■ **WHAT IS ASKED**: Provide only the number of lines in the listing that contain the string "inside".

■ **RECORDS TO PROCESS**:
BEGIN

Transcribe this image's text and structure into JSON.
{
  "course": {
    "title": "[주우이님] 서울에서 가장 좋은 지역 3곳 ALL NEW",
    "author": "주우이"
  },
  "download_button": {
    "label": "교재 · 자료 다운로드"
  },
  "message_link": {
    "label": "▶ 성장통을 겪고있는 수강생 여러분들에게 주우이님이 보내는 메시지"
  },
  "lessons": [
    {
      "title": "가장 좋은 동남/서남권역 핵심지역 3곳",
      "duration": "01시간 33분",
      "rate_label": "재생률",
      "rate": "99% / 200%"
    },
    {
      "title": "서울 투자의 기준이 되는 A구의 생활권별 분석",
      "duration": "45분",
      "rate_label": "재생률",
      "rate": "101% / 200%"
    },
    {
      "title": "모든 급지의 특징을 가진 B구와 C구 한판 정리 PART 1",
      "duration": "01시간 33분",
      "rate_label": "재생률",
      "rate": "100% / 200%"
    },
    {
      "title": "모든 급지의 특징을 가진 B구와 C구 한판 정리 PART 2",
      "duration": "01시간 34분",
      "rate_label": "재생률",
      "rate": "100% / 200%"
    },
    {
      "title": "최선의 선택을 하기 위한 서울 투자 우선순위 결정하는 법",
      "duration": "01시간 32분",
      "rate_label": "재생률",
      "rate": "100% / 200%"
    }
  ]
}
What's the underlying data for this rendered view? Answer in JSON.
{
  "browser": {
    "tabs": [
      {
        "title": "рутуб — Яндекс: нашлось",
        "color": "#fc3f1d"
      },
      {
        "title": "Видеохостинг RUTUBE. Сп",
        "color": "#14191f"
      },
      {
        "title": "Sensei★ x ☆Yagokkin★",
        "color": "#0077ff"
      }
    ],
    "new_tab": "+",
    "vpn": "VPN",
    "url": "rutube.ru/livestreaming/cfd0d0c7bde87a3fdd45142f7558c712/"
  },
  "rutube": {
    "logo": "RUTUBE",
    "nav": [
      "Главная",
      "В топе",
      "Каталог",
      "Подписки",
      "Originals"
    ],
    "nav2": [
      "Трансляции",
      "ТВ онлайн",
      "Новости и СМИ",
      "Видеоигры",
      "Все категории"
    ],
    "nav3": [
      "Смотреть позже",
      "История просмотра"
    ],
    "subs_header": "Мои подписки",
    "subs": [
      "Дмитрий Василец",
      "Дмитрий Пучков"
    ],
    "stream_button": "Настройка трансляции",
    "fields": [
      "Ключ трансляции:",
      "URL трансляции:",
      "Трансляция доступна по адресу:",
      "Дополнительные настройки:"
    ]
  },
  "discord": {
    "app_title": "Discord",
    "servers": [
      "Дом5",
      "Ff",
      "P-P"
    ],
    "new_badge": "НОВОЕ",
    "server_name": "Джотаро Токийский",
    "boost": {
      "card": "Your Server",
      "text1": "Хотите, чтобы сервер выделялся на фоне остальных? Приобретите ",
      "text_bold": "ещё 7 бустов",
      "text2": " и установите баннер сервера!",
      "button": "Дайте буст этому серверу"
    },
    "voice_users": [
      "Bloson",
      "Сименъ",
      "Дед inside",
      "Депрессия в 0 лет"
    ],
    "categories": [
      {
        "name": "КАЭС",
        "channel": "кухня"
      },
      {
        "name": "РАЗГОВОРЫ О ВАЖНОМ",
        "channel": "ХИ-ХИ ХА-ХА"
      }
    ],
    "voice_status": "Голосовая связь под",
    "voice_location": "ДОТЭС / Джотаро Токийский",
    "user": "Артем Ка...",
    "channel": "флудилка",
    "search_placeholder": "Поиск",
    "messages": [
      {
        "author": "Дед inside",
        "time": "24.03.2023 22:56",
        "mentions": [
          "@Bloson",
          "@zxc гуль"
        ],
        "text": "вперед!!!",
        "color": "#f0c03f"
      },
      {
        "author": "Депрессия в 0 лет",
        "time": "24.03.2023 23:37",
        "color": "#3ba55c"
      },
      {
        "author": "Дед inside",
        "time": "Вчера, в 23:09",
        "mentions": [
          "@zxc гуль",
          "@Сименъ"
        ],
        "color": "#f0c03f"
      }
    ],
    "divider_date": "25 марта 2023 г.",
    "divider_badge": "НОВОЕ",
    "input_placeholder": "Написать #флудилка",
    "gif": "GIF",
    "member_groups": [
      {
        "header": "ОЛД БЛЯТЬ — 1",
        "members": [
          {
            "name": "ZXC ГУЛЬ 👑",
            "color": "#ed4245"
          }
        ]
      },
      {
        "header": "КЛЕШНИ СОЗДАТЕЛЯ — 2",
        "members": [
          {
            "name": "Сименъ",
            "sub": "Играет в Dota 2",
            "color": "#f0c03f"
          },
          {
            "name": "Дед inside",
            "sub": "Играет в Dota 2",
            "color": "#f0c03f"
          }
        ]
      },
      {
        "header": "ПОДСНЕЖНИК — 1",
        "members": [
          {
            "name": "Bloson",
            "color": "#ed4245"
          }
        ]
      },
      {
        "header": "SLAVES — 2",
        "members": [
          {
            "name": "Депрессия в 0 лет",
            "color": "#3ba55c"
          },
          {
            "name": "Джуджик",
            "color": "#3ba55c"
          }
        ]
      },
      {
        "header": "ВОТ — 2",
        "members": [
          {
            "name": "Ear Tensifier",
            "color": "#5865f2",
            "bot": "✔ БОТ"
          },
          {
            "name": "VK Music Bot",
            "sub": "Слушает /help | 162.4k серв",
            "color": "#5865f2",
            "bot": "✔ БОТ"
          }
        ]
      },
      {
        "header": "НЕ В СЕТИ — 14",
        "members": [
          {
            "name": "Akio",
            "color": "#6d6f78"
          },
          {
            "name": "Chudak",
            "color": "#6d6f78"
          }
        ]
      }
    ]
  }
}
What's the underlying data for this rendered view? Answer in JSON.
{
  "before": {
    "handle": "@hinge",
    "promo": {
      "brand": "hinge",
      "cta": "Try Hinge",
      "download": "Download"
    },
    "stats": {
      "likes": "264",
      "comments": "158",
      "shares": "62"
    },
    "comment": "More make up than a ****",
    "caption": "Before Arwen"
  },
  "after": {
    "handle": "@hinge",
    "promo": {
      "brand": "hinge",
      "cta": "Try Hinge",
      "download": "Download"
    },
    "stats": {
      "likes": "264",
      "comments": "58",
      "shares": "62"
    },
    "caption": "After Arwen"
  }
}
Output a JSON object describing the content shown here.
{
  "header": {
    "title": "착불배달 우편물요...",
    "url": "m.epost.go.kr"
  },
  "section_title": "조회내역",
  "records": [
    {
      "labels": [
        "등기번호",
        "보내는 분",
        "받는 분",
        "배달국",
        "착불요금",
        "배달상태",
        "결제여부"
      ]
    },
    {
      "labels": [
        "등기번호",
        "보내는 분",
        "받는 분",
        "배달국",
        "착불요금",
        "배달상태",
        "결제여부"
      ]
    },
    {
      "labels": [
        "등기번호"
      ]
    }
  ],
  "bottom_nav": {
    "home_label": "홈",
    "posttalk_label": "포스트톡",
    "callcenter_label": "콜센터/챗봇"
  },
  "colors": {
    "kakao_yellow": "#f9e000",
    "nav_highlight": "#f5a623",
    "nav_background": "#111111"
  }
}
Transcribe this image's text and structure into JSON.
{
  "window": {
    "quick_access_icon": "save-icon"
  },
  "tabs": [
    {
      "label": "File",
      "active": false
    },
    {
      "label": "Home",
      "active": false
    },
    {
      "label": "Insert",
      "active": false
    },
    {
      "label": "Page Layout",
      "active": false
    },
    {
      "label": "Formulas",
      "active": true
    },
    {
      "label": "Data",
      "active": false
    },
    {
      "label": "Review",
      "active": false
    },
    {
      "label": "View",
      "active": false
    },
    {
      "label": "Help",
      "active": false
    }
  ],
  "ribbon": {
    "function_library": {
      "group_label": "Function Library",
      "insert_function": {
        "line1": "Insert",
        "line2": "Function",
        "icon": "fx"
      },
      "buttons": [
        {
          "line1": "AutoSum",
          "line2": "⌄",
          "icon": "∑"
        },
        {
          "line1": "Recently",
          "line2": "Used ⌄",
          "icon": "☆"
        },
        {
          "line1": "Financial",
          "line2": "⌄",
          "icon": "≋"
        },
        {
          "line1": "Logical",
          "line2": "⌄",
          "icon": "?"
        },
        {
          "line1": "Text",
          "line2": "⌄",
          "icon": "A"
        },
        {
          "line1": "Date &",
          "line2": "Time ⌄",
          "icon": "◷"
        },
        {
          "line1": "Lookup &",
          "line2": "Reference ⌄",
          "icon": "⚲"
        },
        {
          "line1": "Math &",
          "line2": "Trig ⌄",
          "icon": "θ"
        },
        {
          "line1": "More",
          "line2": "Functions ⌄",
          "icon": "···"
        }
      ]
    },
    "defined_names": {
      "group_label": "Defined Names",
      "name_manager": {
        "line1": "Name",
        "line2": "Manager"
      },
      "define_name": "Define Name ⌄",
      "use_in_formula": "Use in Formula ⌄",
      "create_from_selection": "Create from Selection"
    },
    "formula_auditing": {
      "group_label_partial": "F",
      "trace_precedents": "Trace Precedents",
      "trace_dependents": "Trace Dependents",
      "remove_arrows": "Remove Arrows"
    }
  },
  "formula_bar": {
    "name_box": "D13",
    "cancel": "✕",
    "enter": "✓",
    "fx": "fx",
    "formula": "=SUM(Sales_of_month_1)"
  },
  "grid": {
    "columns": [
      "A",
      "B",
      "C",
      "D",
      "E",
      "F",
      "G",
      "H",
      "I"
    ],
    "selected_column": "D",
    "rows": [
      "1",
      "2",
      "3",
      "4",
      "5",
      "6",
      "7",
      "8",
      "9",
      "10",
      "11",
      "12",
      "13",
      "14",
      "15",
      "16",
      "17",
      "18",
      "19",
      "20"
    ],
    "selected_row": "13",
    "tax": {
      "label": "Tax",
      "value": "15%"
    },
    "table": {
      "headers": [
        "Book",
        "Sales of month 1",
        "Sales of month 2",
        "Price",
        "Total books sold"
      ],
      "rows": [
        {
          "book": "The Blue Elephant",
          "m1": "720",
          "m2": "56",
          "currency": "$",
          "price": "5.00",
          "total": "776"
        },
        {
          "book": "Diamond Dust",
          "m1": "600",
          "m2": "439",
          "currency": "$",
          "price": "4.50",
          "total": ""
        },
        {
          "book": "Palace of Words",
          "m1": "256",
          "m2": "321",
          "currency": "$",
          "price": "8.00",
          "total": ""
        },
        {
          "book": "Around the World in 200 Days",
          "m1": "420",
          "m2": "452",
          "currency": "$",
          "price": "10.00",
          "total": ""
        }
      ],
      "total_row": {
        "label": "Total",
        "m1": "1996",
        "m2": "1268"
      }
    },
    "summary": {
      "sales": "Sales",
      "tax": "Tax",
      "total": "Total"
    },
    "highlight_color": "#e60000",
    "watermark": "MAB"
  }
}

END

■ **CORRECT OUTPUT**: 4